* Görev tanımı A *
Kayıtların ilk satırından "table-row: Savoy cabbage" ifadesini içeren satıra kadar, iki uç da dahil olmak üzere, bütün satırları her satıra bir dize düşecek biçimde bir JSON listesi olarak biçimlendir ve boş satırları dışarıda bırak.

* Okuma parçası *
════

Bu haftaki köşemizde siz okurlardan muhtelif haberlere gelen farklı eleştiriler sıralanmakta.
Sırayla gidelim.
Haberin (11 Temmuz) başlığı şöyle:
Sortie'den 5 bin Kilo Et Çalan Görevli Yakalandı.
Spot, gece kulübünün bir temizlik görevlisinin, 'depodan 5 bin 250 kilo dondurulmuş et çalmak için anahtarı kopyaladığı ortaya çıktığını' belirtiyor.
Haber metni şöyle: '.. Sortie'de temizlik görevlisi olarak çalışan Yılmaz Barış, kulübün deposundan 5 bin 250 kilo dondurulmuş et çalarken yakalandı.
Barış'ın üzerinden deponun anahtarının çıkması üzerine sayım yapan görevliler, 50 şişe içkinin de eksik olduğunu belirledi. Kulüp görevlileri tarafından tartaklanan Yılmaz Barış hakkında 9 yıla kadar hapis cezası istemiyle dava açıldı. İstanbul Cumhuriyet Savcılığı'nca hazırlanan iddianameye göre, Beşiktaş Ortaköy'deki ünlü gece kulübü Sortie'de temizlik görevlisi olarak çalışan Yılmaz Barış (37) bir şekilde anahtarlarını ele geçirdiği depodan 5 bin 250 kilogram dondurulmuş et çaldı.

════

Bir veri kümesindeki kayıtlar:
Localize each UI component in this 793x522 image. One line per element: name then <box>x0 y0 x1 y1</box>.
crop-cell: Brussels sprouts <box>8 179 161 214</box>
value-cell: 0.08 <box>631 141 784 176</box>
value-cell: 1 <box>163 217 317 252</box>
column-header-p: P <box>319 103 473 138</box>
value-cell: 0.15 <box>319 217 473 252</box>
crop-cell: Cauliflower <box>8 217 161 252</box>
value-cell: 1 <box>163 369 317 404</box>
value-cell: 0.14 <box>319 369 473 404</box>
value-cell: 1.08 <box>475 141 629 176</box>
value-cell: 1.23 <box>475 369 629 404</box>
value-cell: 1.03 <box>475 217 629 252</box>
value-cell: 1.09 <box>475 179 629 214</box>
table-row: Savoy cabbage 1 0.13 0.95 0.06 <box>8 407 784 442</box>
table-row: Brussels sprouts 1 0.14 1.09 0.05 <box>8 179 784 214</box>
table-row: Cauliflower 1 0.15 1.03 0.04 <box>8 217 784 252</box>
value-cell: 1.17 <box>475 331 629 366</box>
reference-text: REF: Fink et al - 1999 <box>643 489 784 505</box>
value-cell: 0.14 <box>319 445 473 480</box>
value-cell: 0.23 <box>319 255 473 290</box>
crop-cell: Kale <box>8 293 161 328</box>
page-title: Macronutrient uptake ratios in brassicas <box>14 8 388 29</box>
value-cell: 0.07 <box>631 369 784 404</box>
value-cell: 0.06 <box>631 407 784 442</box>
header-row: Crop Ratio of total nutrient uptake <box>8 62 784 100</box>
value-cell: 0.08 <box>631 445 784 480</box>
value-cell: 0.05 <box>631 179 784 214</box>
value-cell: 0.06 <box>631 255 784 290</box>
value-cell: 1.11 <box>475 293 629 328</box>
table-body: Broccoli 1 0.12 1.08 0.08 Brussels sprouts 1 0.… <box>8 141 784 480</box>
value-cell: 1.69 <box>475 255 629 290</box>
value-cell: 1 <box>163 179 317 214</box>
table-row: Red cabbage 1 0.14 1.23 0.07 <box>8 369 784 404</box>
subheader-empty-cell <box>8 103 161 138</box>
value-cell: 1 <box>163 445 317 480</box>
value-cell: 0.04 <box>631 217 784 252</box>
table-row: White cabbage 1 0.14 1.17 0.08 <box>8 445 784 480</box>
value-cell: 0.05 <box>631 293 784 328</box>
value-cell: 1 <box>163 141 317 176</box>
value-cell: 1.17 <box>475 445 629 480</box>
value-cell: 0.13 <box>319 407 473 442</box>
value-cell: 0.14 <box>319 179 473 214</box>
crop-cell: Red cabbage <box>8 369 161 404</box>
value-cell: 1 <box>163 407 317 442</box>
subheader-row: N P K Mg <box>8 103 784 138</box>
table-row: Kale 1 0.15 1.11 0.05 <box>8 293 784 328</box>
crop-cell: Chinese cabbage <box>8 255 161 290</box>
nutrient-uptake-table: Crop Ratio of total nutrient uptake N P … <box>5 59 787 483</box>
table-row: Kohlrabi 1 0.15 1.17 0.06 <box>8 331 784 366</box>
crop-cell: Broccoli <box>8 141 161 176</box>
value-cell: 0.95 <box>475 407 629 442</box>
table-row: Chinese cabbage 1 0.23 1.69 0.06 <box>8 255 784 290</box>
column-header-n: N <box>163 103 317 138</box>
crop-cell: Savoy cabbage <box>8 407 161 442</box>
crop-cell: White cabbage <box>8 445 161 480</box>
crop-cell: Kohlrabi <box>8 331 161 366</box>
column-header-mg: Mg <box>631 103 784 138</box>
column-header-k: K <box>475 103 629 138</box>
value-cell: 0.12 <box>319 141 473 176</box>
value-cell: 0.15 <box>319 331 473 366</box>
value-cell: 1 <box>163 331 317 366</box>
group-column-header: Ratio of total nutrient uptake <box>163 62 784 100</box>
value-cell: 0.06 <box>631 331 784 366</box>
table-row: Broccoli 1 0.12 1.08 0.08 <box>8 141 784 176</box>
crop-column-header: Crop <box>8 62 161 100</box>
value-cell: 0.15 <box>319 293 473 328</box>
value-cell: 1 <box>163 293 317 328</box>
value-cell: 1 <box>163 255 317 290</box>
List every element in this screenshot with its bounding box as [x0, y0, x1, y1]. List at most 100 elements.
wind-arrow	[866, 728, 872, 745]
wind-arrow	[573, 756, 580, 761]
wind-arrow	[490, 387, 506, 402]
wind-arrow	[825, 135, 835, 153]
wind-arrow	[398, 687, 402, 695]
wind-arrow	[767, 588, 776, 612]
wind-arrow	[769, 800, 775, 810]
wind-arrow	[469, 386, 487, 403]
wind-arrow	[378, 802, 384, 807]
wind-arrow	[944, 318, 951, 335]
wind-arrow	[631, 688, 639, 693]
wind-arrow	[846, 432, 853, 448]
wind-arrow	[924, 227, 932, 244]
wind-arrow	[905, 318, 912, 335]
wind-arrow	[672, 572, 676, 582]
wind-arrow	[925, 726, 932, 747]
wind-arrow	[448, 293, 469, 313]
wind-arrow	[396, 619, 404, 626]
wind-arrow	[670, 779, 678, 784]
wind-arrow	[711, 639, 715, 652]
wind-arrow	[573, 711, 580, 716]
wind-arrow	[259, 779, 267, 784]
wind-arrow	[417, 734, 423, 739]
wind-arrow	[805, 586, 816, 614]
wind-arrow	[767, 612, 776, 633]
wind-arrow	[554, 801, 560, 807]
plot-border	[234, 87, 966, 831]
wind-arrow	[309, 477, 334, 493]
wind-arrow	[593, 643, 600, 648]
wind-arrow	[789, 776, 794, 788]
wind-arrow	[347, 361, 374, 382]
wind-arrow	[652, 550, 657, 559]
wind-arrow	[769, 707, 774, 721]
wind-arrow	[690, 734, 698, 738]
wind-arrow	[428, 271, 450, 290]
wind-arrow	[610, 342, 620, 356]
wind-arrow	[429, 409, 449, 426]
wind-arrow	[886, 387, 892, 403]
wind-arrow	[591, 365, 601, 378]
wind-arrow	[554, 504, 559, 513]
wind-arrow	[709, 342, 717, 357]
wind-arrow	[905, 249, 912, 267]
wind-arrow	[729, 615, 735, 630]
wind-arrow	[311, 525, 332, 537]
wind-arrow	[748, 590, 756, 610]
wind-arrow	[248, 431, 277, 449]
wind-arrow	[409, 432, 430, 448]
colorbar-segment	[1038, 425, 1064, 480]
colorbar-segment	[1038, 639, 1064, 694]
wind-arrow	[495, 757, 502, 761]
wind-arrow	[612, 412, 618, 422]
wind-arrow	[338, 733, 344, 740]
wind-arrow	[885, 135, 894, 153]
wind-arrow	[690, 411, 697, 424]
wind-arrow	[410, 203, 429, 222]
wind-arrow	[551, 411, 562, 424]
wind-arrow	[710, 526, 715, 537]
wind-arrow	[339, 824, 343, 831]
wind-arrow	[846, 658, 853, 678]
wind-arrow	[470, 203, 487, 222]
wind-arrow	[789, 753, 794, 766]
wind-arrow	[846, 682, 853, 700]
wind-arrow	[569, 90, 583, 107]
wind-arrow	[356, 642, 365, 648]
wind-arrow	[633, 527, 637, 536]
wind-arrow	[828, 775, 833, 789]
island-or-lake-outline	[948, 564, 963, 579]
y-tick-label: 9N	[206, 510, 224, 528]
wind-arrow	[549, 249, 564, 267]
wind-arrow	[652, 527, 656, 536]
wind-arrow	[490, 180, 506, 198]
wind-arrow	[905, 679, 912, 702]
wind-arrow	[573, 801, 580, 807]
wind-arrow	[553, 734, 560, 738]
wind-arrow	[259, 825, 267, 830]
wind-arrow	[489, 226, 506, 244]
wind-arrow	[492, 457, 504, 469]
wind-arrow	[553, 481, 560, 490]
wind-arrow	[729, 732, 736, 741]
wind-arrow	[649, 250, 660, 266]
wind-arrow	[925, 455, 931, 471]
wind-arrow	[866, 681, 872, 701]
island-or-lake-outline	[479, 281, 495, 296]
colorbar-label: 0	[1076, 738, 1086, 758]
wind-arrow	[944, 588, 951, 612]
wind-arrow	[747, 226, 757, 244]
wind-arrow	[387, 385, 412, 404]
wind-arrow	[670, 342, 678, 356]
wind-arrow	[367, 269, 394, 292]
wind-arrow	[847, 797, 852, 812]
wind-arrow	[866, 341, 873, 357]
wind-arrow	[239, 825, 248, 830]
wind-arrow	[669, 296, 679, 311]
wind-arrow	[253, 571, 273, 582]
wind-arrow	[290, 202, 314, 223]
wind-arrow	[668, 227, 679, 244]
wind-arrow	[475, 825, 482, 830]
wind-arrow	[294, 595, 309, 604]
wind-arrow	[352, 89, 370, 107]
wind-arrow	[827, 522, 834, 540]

════

* Görev tanımı B *
Okuma parçasında aktarılan habere göre, depo anahtarı görevlinin üzerinden çıktıktan sonra yapılan sayımda kaç şişe içkinin eksik olduğu belirlendi?

* Nihai yanıt A *
[
  "Localize each UI component in this 793x522 image. One line per element: name then <box>x0 y0 x1 y1</box>.",
  "crop-cell: Brussels sprouts <box>8 179 161 214</box>",
  "value-cell: 0.08 <box>631 141 784 176</box>",
  "value-cell: 1 <box>163 217 317 252</box>",
  "column-header-p: P <box>319 103 473 138</box>",
  "value-cell: 0.15 <box>319 217 473 252</box>",
  "crop-cell: Cauliflower <box>8 217 161 252</box>",
  "value-cell: 1 <box>163 369 317 404</box>",
  "value-cell: 0.14 <box>319 369 473 404</box>",
  "value-cell: 1.08 <box>475 141 629 176</box>",
  "value-cell: 1.23 <box>475 369 629 404</box>",
  "value-cell: 1.03 <box>475 217 629 252</box>",
  "value-cell: 1.09 <box>475 179 629 214</box>",
  "table-row: Savoy cabbage 1 0.13 0.95 0.06 <box>8 407 784 442</box>"
]

* Nihai yanıt B *
50 şişe içkinin eksik olduğu belirlendi.